*Problem to solve*. Scan the listing below for the word "field" and state how many lines hold it. Write nothing but the number.

*The input*.
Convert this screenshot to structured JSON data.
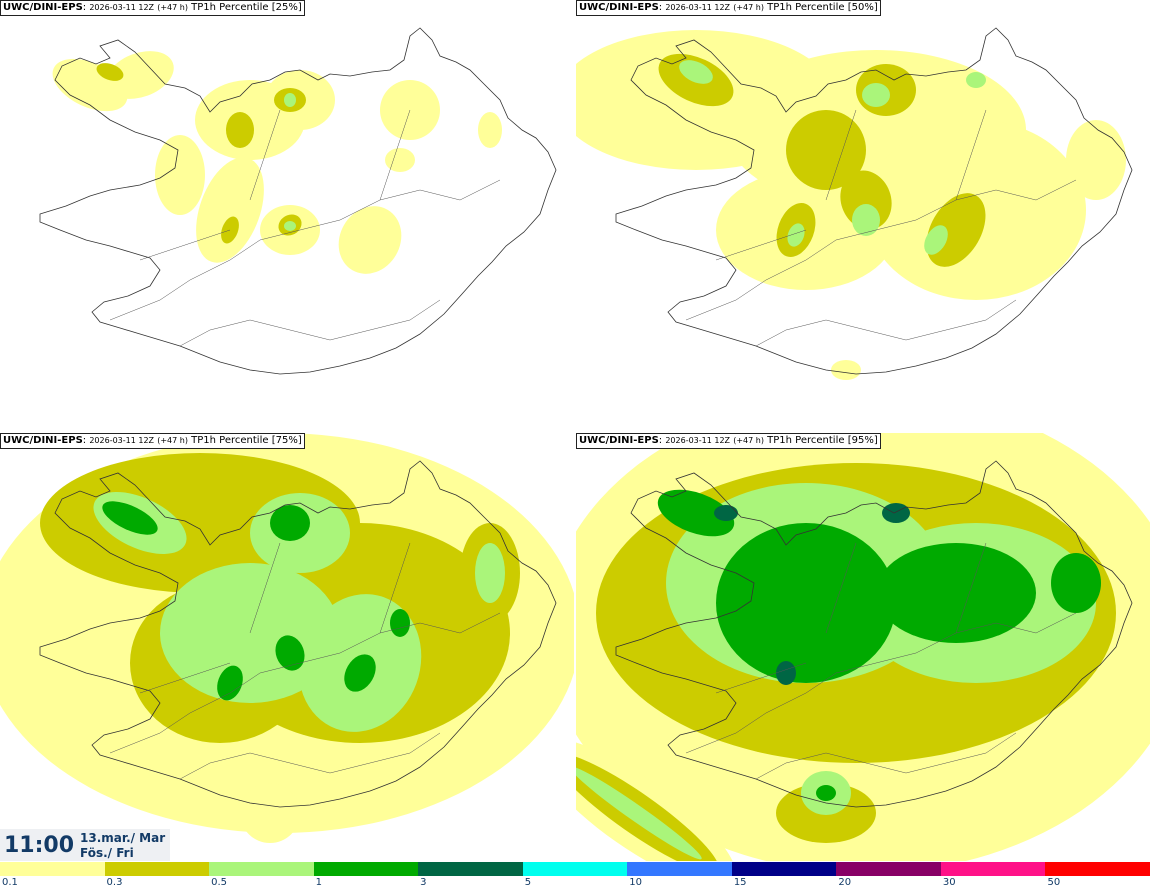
{
  "panels": [
    {
      "model": "UWC/DINI-EPS",
      "run": "2026-03-11 12Z",
      "lead": "(+47 h)",
      "field": "TP1h Percentile [25%]",
      "level": 0
    },
    {
      "model": "UWC/DINI-EPS",
      "run": "2026-03-11 12Z",
      "lead": "(+47 h)",
      "field": "TP1h Percentile [50%]",
      "level": 1
    },
    {
      "model": "UWC/DINI-EPS",
      "run": "2026-03-11 12Z",
      "lead": "(+47 h)",
      "field": "TP1h Percentile [75%]",
      "level": 2
    },
    {
      "model": "UWC/DINI-EPS",
      "run": "2026-03-11 12Z",
      "lead": "(+47 h)",
      "field": "TP1h Percentile [95%]",
      "level": 3
    }
  ],
  "valid": {
    "time": "11:00",
    "date_line1": "13.mar./ Mar",
    "date_line2": "Fös./ Fri"
  },
  "colorbar": {
    "colors": [
      "#ffff99",
      "#cccc00",
      "#aaf57a",
      "#00aa00",
      "#006644",
      "#00ffee",
      "#3377ff",
      "#000088",
      "#880066",
      "#ff1188",
      "#ff0000"
    ],
    "labels": [
      "0.1",
      "0.3",
      "0.5",
      "1",
      "3",
      "5",
      "10",
      "15",
      "20",
      "30",
      "50"
    ]
  }
}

*The answer*. 4